**待解问题:**
• a. 判断以下三个说法是否与中性蛋白酶响应面分析摘录相符，每项回答"是"或"否"，并原文引出起决定作用的词句：(i) 图2中等高线呈圆形，说明葡萄糖与蛋白胨的交互作用不显著；(ii) 等高线越接近椭圆形，两因素间的交互作用越不显著；(iii) 葡萄糖浓度一定时，中性蛋白酶酶活力随蛋白胨浓度升高而持续增高。
• b. 请输出中性蛋白酶响应面分析摘录中的一段，从"等高线图可直观地反映各因素间"开始，到"为达到相同水平的酶活，葡萄糖浓度呈现先减少后增加的趋势。"结束，一字不改。
• c. 请接着中性蛋白酶响应面分析摘录的最后一句往下写。

通过多元回归方程分析可知葡萄糖、蛋白胨和pH值这3个因素及其交互作用对中性蛋白酶酶活力的影响情况。该影响可用响应曲面和等高线图表示。图2、图3和图4分别表示葡萄糖与蛋白胨、葡萄糖与pH值以及蛋白胨与pH值这3组因素之间的相互作用，对蜡样芽孢杆菌发酵生产中性蛋白酶酶活力的影响情况。

图2 葡萄糖和蛋白胨对中性蛋白酶酶活力影响的响应曲面和等高线图Fig.2 Response surface plot and contour plot showing the effect of glucose and peptone on the activity of neutral protease

图3 葡萄糖和pH对中性蛋白酶酶活力影响的响应曲面和等高线图Fig.3 Response surface plot and contour plot showing the effect of glucose and pH on the activity of neutral protease

图4 蛋白胨和pH对中性蛋白酶酶活力影响的响应曲面和等高线图Fig.4 Response surface plot and contour plot showing the effect of peptone and pH on the activity of neutral protease

等高线图可直观地反映各因素间的交互作用对响应值的影响，以便找出最佳工艺参数。等高线的形状为椭圆形，表示两因素间的交互作用显著，而越接近圆形，则表明两因素间的交互作用越不显著；并且在同一条线上，所有的试验方案都可以得到相同数值的响应值。

图2显示了葡萄糖和蛋白胨浓度对中性蛋白酶酶活力的交互影响。从其等高线图可以直观地看出，等高线呈圆形，说明葡萄糖与蛋白胨的交互作用不显著。从响应面三维立体图可以看出，当葡萄糖浓度一定时，随着蛋白胨浓度的升高，中性蛋白酶的酶活力呈现先增高后降低的趋势。这可能是因为当蛋白胨浓度过高时，影响了发酵液的通透性，使得发酵液底部供氧不足，引起部分蜡状芽孢杆菌死亡，从而使得其产酶能力下降。随着葡萄糖浓度的增加，蛋白胨浓度的高低两水平都能达到相同的酶活；而随着蛋白胨浓度的增加，为达到相同水平的酶活，葡萄糖浓度呈现先减少后增加的趋势。

图3显示了葡萄糖与pH值对中性蛋白酶酶活力的交互影响。从其等高线图可以直观地看出，等高线呈圆形，说明葡萄糖与pH值的交互作用不显著。从响应面三维立体图形可以看出，随着葡萄糖浓度的增加，为达到相同的酶活，pH值的变化呈现高、低两水平，低水平的pH值呈现先减少后增加的趋势，而高水平的pH值呈现不断增大的趋势；而随着pH值得增加，为达到相同的酶活，葡萄糖浓度呈现先减少后增加的趋势。

**提取信息:**
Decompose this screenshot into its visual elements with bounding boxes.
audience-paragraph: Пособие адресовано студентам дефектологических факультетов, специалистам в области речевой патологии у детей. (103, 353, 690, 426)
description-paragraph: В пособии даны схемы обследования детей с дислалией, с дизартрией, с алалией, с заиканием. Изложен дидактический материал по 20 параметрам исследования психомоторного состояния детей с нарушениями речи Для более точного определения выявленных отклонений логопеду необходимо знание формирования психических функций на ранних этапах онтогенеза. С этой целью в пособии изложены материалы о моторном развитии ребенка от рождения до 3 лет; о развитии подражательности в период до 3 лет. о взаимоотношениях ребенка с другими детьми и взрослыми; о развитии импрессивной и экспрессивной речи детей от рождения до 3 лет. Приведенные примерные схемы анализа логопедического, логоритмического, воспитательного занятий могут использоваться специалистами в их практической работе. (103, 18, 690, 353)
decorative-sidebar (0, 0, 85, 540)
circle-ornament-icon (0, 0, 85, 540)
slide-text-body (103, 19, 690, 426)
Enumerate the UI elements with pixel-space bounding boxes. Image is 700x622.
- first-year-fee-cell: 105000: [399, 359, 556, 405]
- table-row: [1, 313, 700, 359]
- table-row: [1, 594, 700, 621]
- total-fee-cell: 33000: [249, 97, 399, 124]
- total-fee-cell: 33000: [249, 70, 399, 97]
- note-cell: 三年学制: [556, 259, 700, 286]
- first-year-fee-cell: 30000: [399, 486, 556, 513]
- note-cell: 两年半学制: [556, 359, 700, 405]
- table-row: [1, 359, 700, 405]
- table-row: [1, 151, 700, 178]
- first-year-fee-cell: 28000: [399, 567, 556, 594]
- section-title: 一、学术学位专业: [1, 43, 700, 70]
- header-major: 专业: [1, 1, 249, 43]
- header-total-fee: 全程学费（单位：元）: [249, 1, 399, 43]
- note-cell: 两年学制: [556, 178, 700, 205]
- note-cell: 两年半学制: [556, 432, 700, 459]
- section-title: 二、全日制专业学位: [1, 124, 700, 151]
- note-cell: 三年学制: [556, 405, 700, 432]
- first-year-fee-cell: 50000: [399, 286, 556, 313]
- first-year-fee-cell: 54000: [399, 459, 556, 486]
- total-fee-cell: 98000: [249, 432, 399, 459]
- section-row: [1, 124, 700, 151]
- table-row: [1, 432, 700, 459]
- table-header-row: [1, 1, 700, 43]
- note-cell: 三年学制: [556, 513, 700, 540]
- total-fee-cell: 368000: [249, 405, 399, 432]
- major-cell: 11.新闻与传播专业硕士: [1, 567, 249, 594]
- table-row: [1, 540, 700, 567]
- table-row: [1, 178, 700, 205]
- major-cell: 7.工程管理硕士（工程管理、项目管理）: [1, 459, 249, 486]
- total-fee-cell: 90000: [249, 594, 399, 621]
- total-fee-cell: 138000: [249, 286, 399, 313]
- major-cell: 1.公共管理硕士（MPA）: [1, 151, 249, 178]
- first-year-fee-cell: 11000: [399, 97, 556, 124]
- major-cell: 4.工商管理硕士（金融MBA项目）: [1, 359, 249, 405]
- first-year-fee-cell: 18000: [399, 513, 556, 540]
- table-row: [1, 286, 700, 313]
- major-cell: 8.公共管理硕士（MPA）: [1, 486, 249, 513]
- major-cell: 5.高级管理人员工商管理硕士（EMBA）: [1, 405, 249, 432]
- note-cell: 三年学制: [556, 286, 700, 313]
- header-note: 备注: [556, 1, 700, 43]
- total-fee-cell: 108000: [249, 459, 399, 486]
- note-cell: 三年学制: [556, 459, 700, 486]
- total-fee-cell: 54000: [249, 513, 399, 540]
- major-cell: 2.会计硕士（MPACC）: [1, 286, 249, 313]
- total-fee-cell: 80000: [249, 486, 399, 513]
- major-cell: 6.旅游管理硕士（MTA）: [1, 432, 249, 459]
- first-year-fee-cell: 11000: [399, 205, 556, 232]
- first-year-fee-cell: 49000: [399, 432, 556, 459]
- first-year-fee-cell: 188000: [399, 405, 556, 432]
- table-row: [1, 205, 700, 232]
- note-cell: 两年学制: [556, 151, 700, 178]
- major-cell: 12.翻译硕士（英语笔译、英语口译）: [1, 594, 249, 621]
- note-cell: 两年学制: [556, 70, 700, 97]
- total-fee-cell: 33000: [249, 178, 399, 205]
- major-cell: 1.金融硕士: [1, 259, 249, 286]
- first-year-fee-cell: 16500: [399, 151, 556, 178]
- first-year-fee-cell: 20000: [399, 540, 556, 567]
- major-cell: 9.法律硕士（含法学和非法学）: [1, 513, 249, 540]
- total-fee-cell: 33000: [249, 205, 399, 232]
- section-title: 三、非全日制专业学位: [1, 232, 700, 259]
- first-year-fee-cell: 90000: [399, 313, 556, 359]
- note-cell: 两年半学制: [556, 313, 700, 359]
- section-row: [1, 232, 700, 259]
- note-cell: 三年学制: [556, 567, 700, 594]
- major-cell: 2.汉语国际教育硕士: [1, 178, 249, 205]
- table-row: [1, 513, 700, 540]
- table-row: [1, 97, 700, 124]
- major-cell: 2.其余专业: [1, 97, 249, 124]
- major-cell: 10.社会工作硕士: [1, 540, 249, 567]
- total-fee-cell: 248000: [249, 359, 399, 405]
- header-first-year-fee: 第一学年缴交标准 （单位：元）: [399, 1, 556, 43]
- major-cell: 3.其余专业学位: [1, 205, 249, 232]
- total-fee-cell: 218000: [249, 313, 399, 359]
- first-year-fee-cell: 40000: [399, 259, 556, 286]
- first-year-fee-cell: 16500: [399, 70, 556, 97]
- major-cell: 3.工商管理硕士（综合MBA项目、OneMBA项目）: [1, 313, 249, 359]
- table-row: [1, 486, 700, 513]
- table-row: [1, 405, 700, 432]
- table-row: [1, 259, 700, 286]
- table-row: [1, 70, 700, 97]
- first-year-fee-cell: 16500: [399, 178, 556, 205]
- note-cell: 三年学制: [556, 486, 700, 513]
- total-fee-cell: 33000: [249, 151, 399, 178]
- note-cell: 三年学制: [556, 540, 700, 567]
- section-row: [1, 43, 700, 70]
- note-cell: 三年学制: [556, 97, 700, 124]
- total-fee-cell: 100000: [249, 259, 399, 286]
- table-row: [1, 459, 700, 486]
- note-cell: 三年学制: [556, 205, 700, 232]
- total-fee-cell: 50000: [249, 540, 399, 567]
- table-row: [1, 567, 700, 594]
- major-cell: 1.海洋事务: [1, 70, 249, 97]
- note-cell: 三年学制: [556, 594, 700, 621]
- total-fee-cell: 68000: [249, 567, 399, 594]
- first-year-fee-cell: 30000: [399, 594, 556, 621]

**结果:**
• a.
(i) 是。"等高线呈圆形，说明葡萄糖与蛋白胨的交互作用不显著"
(ii) 否。"等高线的形状为椭圆形，表示两因素间的交互作用显著，而越接近圆形，则表明两因素间的交互作用越不显著"
(iii) 否。"随着蛋白胨浓度的升高，中性蛋白酶的酶活力呈现先增高后降低的趋势"

• b.
等高线图可直观地反映各因素间的交互作用对响应值的影响，以便找出最佳工艺参数。等高线的形状为椭圆形，表示两因素间的交互作用显著，而越接近圆形，则表明两因素间的交互作用越不显著；并且在同一条线上，所有的试验方案都可以得到相同数值的响应值。

图2显示了葡萄糖和蛋白胨浓度对中性蛋白酶酶活力的交互影响。从其等高线图可以直观地看出，等高线呈圆形，说明葡萄糖与蛋白胨的交互作用不显著。从响应面三维立体图可以看出，当葡萄糖浓度一定时，随着蛋白胨浓度的升高，中性蛋白酶的酶活力呈现先增高后降低的趋势。这可能是因为当蛋白胨浓度过高时，影响了发酵液的通透性，使得发酵液底部供氧不足，引起部分蜡状芽孢杆菌死亡，从而使得其产酶能力下降。随着葡萄糖浓度的增加，蛋白胨浓度的高低两水平都能达到相同的酶活；而随着蛋白胨浓度的增加，为达到相同水平的酶活，葡萄糖浓度呈现先减少后增加的趋势。

• c.
图4显示了蛋白胨与pH值对中性蛋白酶酶活力的交互影响。从其等高线图可以直观地看出，等高线呈椭圆形，说明蛋白胨与pH值对中性蛋白酶酶活力影响的交互作用显著。从响应面三维立体图形可以看出，随着蛋白胨浓度的增加，为达到相同的酶活，pH值呈现高、低两水平变化，低水平pH值呈现先减少后增加的趋势，而高水平pH值呈现先增加后减少的趋势；而随着pH值的增加，为达到相同的酶活，蛋白胨浓度呈现先减少后增加的趋势。

基于上述模型，通过Design-Expert 8.0软件对回归方程求极值，得出3个显著影响因子的最佳值为：葡萄糖质量浓度35 g/L，蛋白胨质量浓度40.38 g/L和pH 7.15。在上述条件下预测的中性蛋白酶酶活力最大值为697.3U/mL。

2.5 验证试验

在获得最佳发酵条件下进行3次平行试验，以观察中性蛋白酶酶活力的预测值和试验值的接近程度，试验结果如表8所示。

表8 验证试验结果Table8 Result of the verification experiment

由表8可知，3次试验获得的中性蛋白酶酶活力的平均值为696.6 U/mL，实际值与理论预测值接近，说明上述模型能较好地反映出蜡样芽胞杆菌发酵合成中性蛋白酶的实际情况。

2.6 1 L摇瓶中发酵试验结果

1 L摇瓶中的发酵试验结果如图5所示。

图5 1L摇瓶中蜡样芽孢杆菌发酵生产中性蛋白酶的时间过程Fig.5 Time-course of the neutral protease production by Bacillus cereus in 1 L shake flask

由图5可知，随着发酵时间的延长，中性蛋白酶的酶活力呈现先增加后减少的趋势。中性蛋白酶的酶活力在36 h达到最大值，为702.21U/mL，此后随着发酵时间的延长，中性蛋白酶的酶活力呈急剧减小的趋势。造成这一现象的原因可能是因为葡萄糖和蛋白胨等营养物耗尽，菌体所需的营养物质供应不足，导致菌体死亡[28]。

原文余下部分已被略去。